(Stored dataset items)

'''

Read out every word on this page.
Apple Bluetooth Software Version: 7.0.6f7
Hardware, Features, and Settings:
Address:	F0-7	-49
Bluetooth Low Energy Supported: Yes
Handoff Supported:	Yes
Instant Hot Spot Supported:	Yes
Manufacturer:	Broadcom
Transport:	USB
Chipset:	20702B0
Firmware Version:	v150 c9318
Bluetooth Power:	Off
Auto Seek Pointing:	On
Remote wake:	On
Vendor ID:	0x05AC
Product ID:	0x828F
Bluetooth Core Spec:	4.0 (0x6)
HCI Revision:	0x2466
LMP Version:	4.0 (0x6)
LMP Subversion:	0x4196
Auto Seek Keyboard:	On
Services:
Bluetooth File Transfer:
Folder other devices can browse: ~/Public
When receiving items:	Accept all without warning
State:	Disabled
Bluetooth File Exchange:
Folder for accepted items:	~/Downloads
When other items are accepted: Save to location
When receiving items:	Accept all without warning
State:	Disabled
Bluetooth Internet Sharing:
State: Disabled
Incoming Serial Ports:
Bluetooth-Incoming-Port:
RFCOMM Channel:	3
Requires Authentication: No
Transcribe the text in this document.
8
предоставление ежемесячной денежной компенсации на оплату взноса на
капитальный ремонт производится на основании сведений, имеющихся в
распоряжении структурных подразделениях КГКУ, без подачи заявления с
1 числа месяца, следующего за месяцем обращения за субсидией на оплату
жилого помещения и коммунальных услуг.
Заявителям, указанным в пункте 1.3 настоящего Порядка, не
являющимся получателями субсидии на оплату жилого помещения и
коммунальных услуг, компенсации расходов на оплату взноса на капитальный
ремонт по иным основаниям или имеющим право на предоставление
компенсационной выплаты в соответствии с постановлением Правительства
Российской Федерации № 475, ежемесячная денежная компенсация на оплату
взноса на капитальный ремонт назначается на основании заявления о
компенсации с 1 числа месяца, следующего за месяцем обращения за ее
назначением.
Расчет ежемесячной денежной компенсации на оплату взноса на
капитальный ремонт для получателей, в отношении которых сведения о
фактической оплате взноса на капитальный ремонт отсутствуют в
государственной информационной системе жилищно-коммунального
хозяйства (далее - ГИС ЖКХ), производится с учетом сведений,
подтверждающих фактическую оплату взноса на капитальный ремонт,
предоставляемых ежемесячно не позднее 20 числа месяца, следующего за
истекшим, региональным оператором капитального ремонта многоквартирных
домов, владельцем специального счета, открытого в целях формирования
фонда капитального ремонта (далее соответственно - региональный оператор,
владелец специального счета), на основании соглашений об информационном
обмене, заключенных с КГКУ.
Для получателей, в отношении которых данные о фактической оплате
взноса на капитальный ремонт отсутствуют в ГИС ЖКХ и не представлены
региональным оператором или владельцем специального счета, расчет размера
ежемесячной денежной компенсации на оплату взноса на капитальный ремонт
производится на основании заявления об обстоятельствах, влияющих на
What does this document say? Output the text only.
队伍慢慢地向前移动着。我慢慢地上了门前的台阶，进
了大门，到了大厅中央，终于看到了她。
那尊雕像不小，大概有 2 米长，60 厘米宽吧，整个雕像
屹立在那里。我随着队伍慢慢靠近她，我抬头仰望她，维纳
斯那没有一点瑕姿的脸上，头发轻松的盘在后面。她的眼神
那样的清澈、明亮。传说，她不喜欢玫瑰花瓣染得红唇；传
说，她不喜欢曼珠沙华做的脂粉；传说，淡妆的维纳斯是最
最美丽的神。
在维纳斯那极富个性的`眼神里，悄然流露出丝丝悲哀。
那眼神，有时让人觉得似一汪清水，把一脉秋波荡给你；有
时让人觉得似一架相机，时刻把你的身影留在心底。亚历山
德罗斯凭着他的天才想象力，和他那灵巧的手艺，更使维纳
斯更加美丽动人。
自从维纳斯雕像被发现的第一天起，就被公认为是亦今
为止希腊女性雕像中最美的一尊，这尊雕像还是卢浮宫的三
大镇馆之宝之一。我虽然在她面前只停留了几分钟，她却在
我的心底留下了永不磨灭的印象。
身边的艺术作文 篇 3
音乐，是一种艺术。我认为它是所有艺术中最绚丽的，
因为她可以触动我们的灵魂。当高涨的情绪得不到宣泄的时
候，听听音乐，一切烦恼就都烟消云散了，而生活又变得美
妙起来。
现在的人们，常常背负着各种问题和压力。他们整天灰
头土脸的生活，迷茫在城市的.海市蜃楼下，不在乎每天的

'''

# The task
Write out every line from the entries where "заявления" appears.

# The solution
распоряжении структурных подразделениях КГКУ, без подачи заявления с
взноса на капитальный ремонт назначается на основании заявления о
производится на основании заявления об обстоятельствах, влияющих на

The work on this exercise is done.